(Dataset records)

* * *

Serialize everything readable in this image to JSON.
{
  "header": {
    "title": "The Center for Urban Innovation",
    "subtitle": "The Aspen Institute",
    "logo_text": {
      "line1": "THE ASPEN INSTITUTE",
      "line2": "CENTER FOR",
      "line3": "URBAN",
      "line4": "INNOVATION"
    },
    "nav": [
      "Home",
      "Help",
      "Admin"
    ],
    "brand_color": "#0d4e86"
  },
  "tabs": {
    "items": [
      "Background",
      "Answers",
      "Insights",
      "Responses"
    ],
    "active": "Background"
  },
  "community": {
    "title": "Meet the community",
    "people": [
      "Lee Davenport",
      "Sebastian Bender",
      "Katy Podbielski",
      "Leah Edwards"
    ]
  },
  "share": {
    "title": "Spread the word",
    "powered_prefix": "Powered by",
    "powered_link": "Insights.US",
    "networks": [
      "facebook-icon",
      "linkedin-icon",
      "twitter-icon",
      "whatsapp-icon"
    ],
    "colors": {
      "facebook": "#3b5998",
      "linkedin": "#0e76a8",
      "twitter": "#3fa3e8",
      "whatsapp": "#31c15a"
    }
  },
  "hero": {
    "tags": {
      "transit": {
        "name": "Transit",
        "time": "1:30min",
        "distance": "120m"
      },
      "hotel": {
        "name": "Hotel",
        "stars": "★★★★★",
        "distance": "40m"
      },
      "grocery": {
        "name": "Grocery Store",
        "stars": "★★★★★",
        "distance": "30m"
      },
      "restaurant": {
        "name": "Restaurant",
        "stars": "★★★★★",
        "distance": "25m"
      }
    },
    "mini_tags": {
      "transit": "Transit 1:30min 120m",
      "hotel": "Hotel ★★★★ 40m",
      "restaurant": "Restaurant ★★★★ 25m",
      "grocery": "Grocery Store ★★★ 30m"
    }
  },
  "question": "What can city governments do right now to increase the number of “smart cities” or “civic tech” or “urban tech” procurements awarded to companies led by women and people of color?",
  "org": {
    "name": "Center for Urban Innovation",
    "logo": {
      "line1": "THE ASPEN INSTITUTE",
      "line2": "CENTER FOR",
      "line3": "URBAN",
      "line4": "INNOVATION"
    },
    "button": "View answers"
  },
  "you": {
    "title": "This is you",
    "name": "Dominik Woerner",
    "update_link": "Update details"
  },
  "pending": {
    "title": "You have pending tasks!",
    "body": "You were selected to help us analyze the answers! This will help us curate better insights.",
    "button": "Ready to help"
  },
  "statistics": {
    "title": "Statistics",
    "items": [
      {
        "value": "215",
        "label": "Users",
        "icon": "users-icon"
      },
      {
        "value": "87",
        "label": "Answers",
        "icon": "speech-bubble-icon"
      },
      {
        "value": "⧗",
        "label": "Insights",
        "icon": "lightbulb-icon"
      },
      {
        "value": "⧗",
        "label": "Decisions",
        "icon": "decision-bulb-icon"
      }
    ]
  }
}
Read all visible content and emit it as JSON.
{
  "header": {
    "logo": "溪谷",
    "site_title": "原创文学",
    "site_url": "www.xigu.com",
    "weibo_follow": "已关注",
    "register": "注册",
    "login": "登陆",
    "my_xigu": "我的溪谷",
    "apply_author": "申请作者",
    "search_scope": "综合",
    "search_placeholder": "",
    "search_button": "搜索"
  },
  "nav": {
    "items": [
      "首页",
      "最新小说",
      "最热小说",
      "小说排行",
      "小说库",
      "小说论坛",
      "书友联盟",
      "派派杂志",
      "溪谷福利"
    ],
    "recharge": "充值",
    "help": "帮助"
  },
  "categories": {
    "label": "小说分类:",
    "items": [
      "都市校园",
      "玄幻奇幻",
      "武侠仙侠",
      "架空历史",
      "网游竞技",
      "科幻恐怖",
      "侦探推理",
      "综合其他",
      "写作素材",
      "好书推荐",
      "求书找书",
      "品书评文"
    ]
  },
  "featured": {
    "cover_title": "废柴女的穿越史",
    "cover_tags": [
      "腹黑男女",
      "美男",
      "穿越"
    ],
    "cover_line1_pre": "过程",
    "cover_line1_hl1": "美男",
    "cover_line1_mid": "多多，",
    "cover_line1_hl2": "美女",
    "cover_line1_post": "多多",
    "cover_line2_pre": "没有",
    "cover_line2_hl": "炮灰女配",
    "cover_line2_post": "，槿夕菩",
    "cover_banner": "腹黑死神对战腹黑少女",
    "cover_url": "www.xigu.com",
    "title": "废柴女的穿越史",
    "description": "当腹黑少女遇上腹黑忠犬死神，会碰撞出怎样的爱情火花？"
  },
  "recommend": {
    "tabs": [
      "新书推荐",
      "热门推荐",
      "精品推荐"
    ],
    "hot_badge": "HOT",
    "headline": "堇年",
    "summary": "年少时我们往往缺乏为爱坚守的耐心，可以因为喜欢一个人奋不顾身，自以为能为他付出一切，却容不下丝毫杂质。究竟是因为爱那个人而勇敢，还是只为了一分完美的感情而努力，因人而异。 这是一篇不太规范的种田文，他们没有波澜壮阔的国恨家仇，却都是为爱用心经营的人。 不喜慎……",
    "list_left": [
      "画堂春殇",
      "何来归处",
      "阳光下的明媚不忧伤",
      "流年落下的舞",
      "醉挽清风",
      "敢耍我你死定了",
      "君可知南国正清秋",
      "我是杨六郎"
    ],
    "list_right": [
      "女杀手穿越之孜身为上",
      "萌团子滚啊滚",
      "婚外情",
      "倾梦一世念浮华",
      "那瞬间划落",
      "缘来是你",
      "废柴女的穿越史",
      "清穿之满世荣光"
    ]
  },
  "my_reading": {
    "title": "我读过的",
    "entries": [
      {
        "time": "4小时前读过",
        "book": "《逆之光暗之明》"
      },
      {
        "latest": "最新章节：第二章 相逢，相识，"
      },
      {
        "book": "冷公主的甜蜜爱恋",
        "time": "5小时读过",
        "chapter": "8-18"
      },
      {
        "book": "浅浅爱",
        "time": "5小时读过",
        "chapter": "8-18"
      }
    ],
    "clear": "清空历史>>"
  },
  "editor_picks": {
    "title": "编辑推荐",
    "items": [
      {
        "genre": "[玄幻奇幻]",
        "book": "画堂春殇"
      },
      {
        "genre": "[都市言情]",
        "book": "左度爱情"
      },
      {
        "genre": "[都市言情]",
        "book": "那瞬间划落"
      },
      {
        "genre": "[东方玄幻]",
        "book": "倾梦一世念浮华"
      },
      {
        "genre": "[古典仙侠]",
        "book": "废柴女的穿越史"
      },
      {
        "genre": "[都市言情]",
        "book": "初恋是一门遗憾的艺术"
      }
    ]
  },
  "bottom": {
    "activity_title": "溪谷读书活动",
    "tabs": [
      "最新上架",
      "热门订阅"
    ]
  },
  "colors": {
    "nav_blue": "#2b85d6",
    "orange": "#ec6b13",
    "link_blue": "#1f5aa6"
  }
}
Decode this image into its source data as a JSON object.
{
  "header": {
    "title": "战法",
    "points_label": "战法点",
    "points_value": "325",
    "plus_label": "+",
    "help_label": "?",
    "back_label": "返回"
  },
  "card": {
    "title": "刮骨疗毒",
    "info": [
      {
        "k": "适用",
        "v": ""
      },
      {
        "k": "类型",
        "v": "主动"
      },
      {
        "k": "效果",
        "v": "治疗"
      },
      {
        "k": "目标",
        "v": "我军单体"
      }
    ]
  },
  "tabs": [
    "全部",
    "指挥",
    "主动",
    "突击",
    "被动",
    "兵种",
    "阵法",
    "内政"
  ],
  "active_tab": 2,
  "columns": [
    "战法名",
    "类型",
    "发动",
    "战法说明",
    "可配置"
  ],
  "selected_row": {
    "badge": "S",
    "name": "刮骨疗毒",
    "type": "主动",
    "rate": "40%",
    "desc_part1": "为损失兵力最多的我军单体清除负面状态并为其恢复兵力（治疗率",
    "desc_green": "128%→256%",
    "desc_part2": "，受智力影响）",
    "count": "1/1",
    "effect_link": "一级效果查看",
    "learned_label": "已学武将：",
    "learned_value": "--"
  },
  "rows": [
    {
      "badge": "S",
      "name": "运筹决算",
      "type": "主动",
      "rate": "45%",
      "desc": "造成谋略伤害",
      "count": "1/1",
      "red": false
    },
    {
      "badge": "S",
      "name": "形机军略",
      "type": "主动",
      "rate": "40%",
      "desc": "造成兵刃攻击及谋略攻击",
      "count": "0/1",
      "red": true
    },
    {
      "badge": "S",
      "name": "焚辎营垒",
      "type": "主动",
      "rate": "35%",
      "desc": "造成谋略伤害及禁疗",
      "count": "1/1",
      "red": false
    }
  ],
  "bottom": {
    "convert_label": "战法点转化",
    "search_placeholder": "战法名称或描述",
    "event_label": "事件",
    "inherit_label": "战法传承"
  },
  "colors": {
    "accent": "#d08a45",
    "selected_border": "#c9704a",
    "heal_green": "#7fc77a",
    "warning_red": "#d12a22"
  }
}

* * *

> **WRITTEN EXERCISE**
Write out every line of the data that holds the word "distance".

> **EXPECTED ANSWER**
        "distance": "120m"
        "distance": "40m"
        "distance": "30m"
        "distance": "25m"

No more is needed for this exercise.